■ **Work to be completed**
Repeat the lines below exactly as they appear, but leave out the images.

■ **Exercise materials**
══════════════════════════════
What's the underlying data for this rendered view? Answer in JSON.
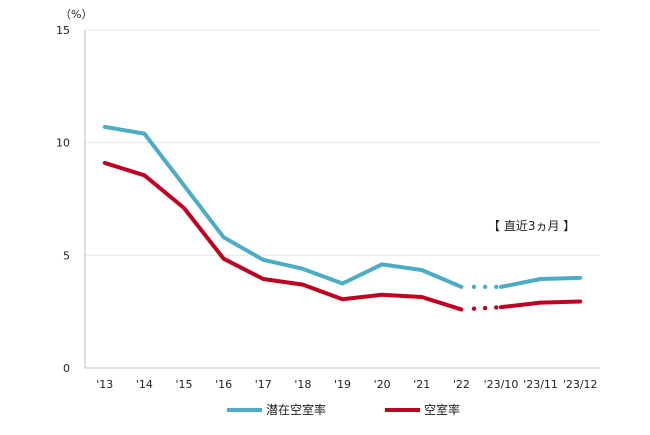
{
  "chart_data": {
    "type": "line",
    "unit_label": "（%）",
    "annotation": "【 直近3ヵ月 】",
    "categories": [
      "'13",
      "'14",
      "'15",
      "'16",
      "'17",
      "'18",
      "'19",
      "'20",
      "'21",
      "'22",
      "'23/10",
      "'23/11",
      "'23/12"
    ],
    "y_ticks": [
      "0",
      "5",
      "10",
      "15"
    ],
    "ylim": [
      0,
      15
    ],
    "grid": "horizontal",
    "legend_position": "bottom",
    "series": [
      {
        "name": "潜在空室率",
        "color": "#4bacc6",
        "values": [
          10.7,
          10.4,
          8.1,
          5.8,
          4.8,
          4.4,
          3.75,
          4.6,
          4.35,
          3.6,
          3.6,
          3.95,
          4.0
        ]
      },
      {
        "name": "空室率",
        "color": "#c00020",
        "values": [
          9.1,
          8.55,
          7.1,
          4.85,
          3.95,
          3.7,
          3.05,
          3.25,
          3.15,
          2.6,
          2.7,
          2.9,
          2.95
        ]
      }
    ]
  }
}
══════════════════════════════
■ **Solution to this task**
What's the underlying data for this rendered view? Answer in JSON.
{
  "chart_data": {
    "type": "line",
    "unit_label": "（%）",
    "annotation": "【 直近3ヵ月 】",
    "categories": [
      "'13",
      "'14",
      "'15",
      "'16",
      "'17",
      "'18",
      "'19",
      "'20",
      "'21",
      "'22",
      "'23/10",
      "'23/11",
      "'23/12"
    ],
    "y_ticks": [
      "0",
      "5",
      "10",
      "15"
    ],
    "ylim": [
      0,
      15
    ],
    "grid": "horizontal",
    "legend_position": "bottom",
    "series": [
      {
        "name": "潜在空室率",
        "color": "#4bacc6",
        "values": [
          10.7,
          10.4,
          8.1,
          5.8,
          4.8,
          4.4,
          3.75,
          4.6,
          4.35,
          3.6,
          3.6,
          3.95,
          4.0
        ]
      },
      {
        "name": "空室率",
        "color": "#c00020",
        "values": [
          9.1,
          8.55,
          7.1,
          4.85,
          3.95,
          3.7,
          3.05,
          3.25,
          3.15,
          2.6,
          2.7,
          2.9,
          2.95
        ]
      }
    ]
  }
}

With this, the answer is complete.